◆ **STATED PROBLEM**
Restate all of the entries exactly, dropping any pictures they hold.

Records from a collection

>> start

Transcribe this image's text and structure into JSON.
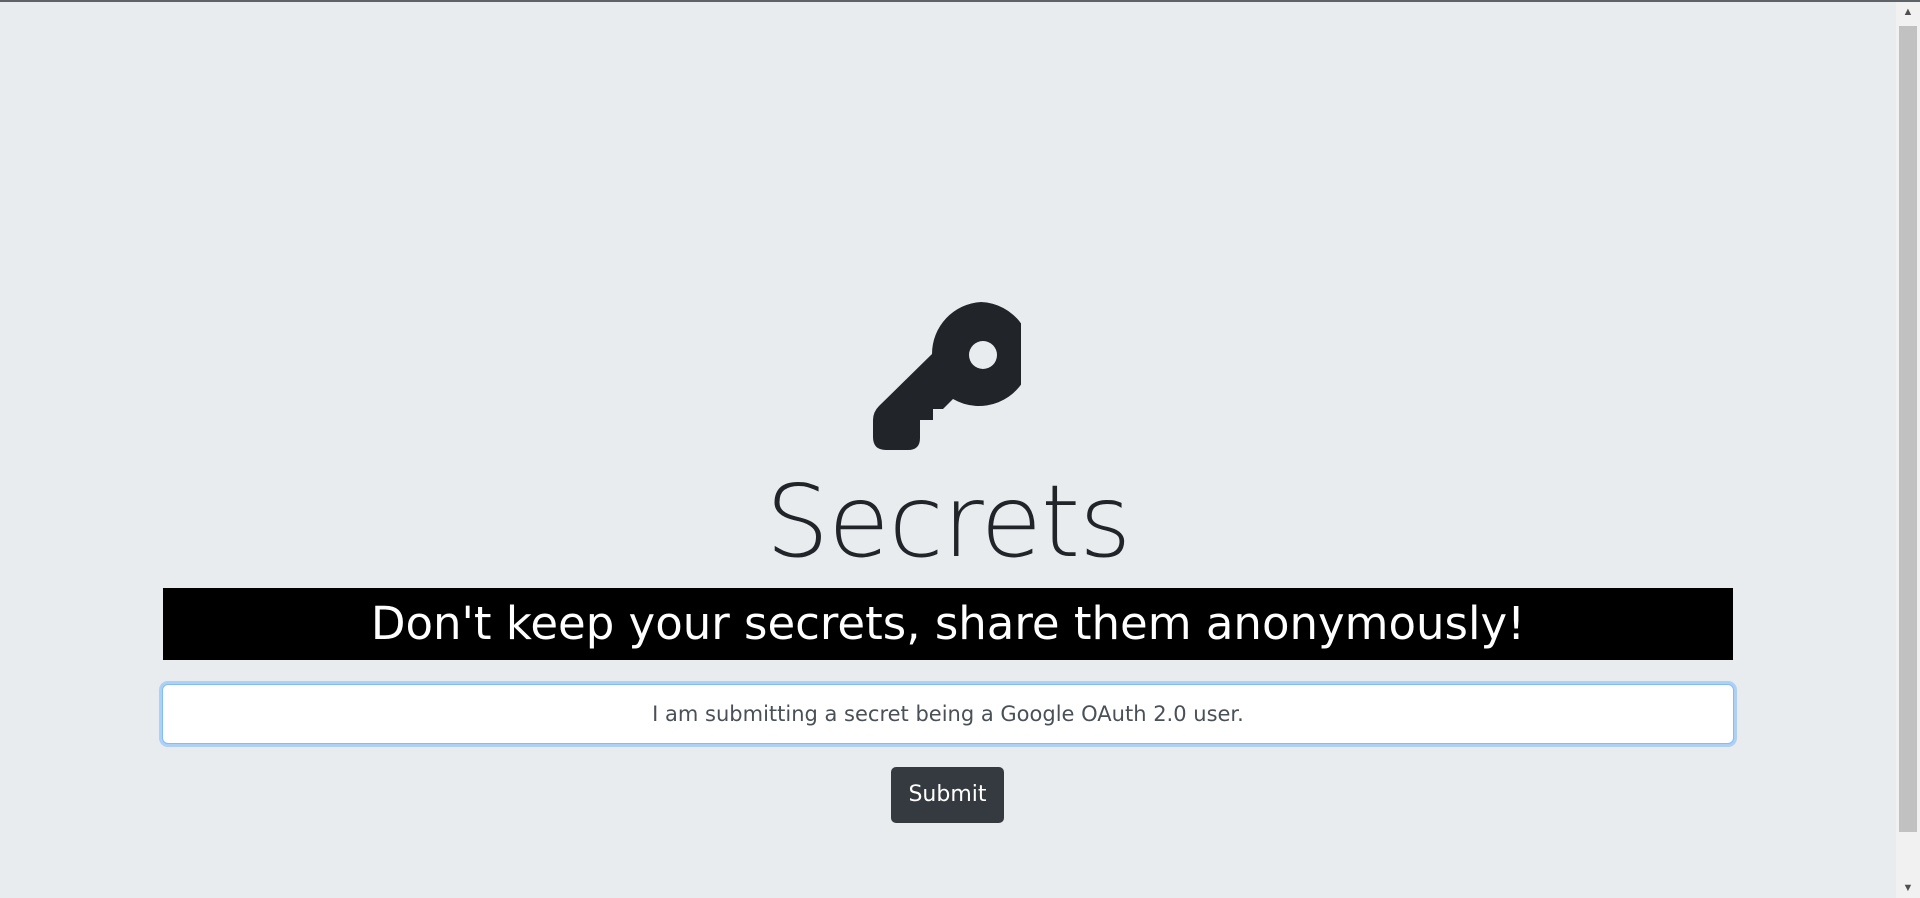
{
  "page": {
    "title": "Secrets",
    "tagline": "Don't keep your secrets, share them anonymously!",
    "icon": "key-icon"
  },
  "form": {
    "secret_value": "I am submitting a secret being a Google OAuth 2.0 user.",
    "submit_label": "Submit"
  },
  "colors": {
    "background": "#e9ecef",
    "banner": "#000000",
    "button": "#343a40",
    "input_focus": "#80bdff"
  },
  "scrollbar": {
    "up_arrow_icon": "triangle-up",
    "down_arrow_icon": "triangle-down"
  }
}
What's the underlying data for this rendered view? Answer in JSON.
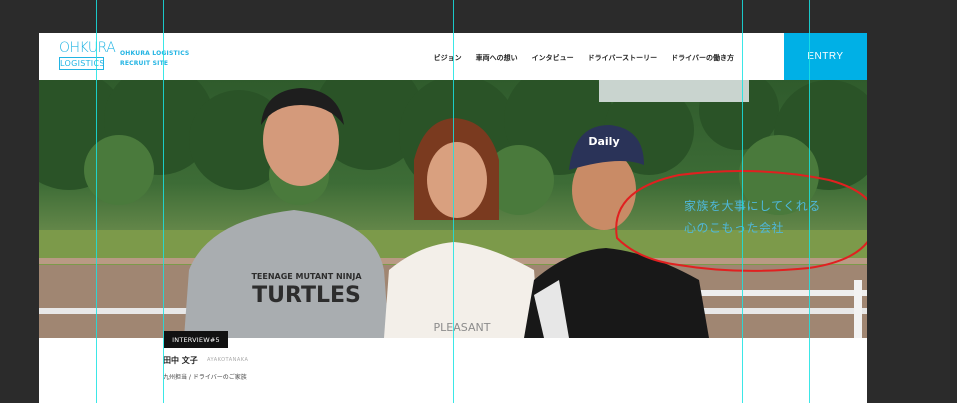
{
  "header": {
    "logo_top": "OHKURA",
    "logo_bottom": "LOGISTICS",
    "site_tag_line1": "OHKURA LOGISTICS",
    "site_tag_line2": "RECRUIT SITE",
    "nav": [
      {
        "label": "ビジョン"
      },
      {
        "label": "車両への想い"
      },
      {
        "label": "インタビュー"
      },
      {
        "label": "ドライバーストーリー"
      },
      {
        "label": "ドライバーの働き方"
      }
    ],
    "entry_label": "ENTRY"
  },
  "hero": {
    "shirt_line1": "TEENAGE MUTANT NINJA",
    "shirt_line2": "TURTLES",
    "cap_text": "Daily",
    "mid_shirt_text": "PLEASANT",
    "caption_line1": "家族を大事にしてくれる",
    "caption_line2": "心のこもった会社",
    "annotation_color": "#e02020"
  },
  "interview": {
    "tag": "INTERVIEW#5",
    "name": "田中 文子",
    "roman": "AYAKOTANAKA",
    "role": "九州担当 / ドライバーのご家族"
  },
  "colors": {
    "accent": "#00b0e6",
    "guide": "#19e3e3"
  }
}
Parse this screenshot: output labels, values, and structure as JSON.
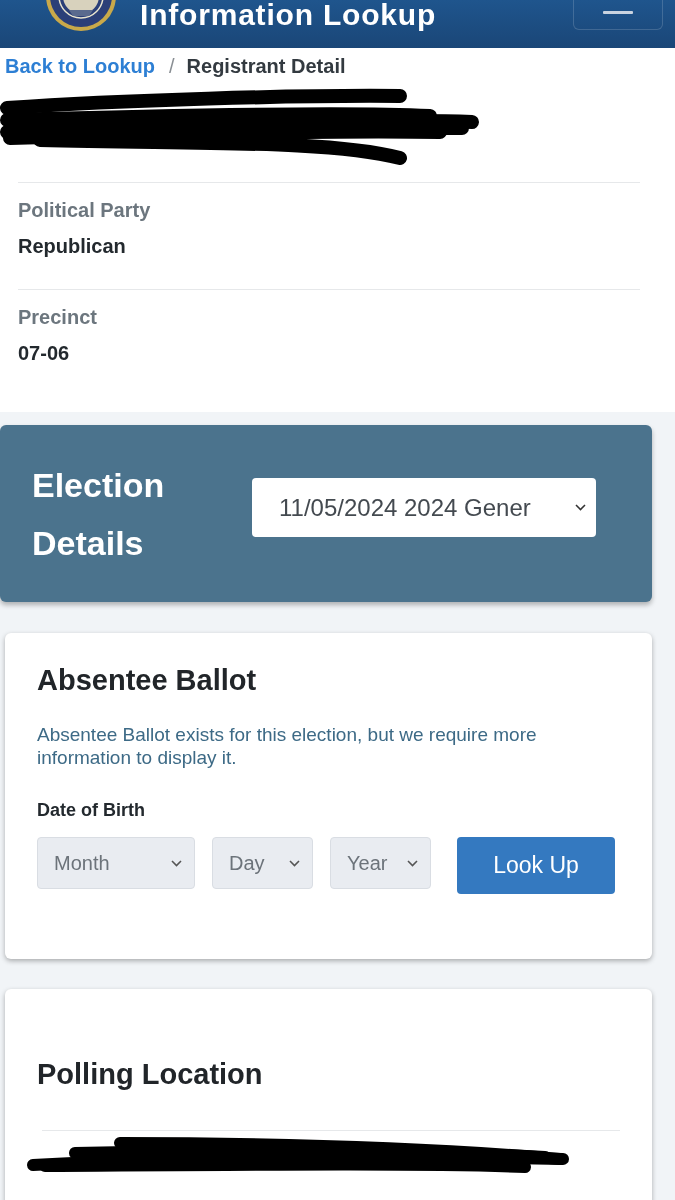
{
  "header": {
    "title": "Information Lookup"
  },
  "breadcrumb": {
    "link": "Back to Lookup",
    "separator": "/",
    "current": "Registrant Detail"
  },
  "registrant": {
    "name_redacted": true,
    "details": [
      {
        "label": "Political Party",
        "value": "Republican"
      },
      {
        "label": "Precinct",
        "value": "07-06"
      }
    ]
  },
  "election_details": {
    "title": "Election Details",
    "election_select": {
      "value": "11/05/2024 2024 Gener"
    }
  },
  "absentee_ballot": {
    "title": "Absentee Ballot",
    "message": "Absentee Ballot exists for this election, but we require more information to display it.",
    "date_of_birth": {
      "label": "Date of Birth",
      "selects": [
        {
          "placeholder": "Month"
        },
        {
          "placeholder": "Day"
        },
        {
          "placeholder": "Year"
        }
      ]
    },
    "button": "Look Up"
  },
  "polling_location": {
    "title": "Polling Location",
    "location_redacted": true
  }
}
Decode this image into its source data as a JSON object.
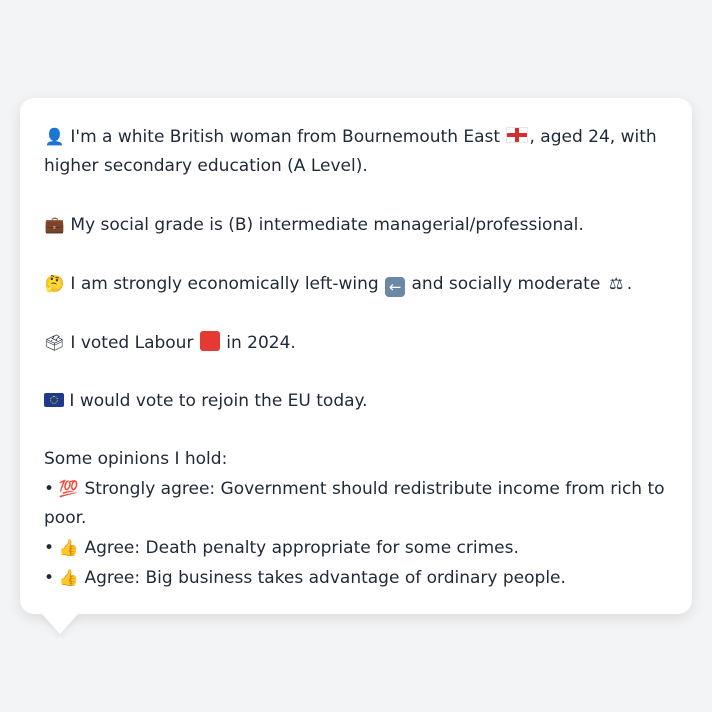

>> end

◆ **PROBLEM SOLUTION**
Transcribe this image's text and structure into JSON.
{
  "page": {
    "title": "Secrets",
    "tagline": "Don't keep your secrets, share them anonymously!",
    "icon": "key-icon"
  },
  "form": {
    "secret_value": "I am submitting a secret being a Google OAuth 2.0 user.",
    "submit_label": "Submit"
  },
  "colors": {
    "background": "#e9ecef",
    "banner": "#000000",
    "button": "#343a40",
    "input_focus": "#80bdff"
  },
  "scrollbar": {
    "up_arrow_icon": "triangle-up",
    "down_arrow_icon": "triangle-down"
  }
}
What's the underlying data for this rendered view? Answer in JSON.
{
  "header": {
    "logo_top": "OHKURA",
    "logo_bottom": "LOGISTICS",
    "site_tag_line1": "OHKURA LOGISTICS",
    "site_tag_line2": "RECRUIT SITE",
    "nav": [
      {
        "label": "ビジョン"
      },
      {
        "label": "車両への想い"
      },
      {
        "label": "インタビュー"
      },
      {
        "label": "ドライバーストーリー"
      },
      {
        "label": "ドライバーの働き方"
      }
    ],
    "entry_label": "ENTRY"
  },
  "hero": {
    "shirt_line1": "TEENAGE MUTANT NINJA",
    "shirt_line2": "TURTLES",
    "cap_text": "Daily",
    "mid_shirt_text": "PLEASANT",
    "caption_line1": "家族を大事にしてくれる",
    "caption_line2": "心のこもった会社",
    "annotation_color": "#e02020"
  },
  "interview": {
    "tag": "INTERVIEW#5",
    "name": "田中 文子",
    "roman": "AYAKOTANAKA",
    "role": "九州担当 / ドライバーのご家族"
  },
  "colors": {
    "accent": "#00b0e6",
    "guide": "#19e3e3"
  }
}
Parse this screenshot: output labels, values, and structure as JSON.
{
  "header": {
    "title": "Information Lookup"
  },
  "breadcrumb": {
    "link": "Back to Lookup",
    "separator": "/",
    "current": "Registrant Detail"
  },
  "registrant": {
    "name_redacted": true,
    "details": [
      {
        "label": "Political Party",
        "value": "Republican"
      },
      {
        "label": "Precinct",
        "value": "07-06"
      }
    ]
  },
  "election_details": {
    "title": "Election Details",
    "election_select": {
      "value": "11/05/2024 2024 Gener"
    }
  },
  "absentee_ballot": {
    "title": "Absentee Ballot",
    "message": "Absentee Ballot exists for this election, but we require more information to display it.",
    "date_of_birth": {
      "label": "Date of Birth",
      "selects": [
        {
          "placeholder": "Month"
        },
        {
          "placeholder": "Day"
        },
        {
          "placeholder": "Year"
        }
      ]
    },
    "button": "Look Up"
  },
  "polling_location": {
    "title": "Polling Location",
    "location_redacted": true
  }
}
Decode this image into its source data as a JSON object.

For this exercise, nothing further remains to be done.